Stated goal –
From the listing below, pull out all lines with "name" in them.
◇ ◇ ◇ ◇ ◇
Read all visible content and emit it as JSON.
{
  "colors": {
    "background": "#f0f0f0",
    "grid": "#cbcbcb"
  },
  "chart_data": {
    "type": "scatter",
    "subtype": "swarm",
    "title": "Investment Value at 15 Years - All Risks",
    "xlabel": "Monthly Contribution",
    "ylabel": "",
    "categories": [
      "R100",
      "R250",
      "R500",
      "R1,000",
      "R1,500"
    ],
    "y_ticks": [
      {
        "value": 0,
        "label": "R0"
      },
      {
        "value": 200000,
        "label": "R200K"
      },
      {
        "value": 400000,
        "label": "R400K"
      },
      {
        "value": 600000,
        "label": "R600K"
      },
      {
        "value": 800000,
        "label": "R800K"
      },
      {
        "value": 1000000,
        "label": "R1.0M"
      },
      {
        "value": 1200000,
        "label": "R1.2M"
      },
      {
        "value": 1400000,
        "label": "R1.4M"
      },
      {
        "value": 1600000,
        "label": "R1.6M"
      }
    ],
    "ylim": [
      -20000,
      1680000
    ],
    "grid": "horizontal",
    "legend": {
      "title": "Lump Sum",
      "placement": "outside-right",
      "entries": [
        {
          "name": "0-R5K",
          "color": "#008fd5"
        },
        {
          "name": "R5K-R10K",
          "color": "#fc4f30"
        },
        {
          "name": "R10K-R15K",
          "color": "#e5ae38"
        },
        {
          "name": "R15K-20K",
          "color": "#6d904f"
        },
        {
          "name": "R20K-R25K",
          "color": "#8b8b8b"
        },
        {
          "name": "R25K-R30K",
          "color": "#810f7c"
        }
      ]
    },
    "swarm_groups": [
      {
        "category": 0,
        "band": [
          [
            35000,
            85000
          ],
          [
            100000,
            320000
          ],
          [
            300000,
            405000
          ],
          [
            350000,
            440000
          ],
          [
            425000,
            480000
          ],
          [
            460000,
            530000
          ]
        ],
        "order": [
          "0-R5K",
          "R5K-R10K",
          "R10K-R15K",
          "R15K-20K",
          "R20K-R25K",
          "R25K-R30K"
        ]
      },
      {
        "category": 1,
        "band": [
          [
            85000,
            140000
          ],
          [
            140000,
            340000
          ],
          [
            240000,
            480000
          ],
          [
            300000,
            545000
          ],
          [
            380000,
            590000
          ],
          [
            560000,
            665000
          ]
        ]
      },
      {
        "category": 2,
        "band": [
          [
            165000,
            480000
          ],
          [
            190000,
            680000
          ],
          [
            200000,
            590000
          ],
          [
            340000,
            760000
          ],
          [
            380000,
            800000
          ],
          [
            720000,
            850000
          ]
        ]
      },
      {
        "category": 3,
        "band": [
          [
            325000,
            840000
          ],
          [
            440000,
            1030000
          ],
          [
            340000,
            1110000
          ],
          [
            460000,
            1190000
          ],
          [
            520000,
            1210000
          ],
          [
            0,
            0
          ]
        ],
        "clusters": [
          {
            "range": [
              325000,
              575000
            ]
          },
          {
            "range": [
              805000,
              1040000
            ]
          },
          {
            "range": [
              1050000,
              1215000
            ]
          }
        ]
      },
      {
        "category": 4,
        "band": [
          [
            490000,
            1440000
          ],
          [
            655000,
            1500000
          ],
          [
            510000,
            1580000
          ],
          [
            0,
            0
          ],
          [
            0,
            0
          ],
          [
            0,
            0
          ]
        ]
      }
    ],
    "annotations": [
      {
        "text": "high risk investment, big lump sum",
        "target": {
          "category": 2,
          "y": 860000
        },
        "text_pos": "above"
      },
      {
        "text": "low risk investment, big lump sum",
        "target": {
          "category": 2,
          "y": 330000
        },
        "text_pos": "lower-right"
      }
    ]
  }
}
◇ ◇ ◇ ◇ ◇
Finished answer –
          "name": "0-R5K",
          "name": "R5K-R10K",
          "name": "R10K-R15K",
          "name": "R15K-20K",
          "name": "R20K-R25K",
          "name": "R25K-R30K",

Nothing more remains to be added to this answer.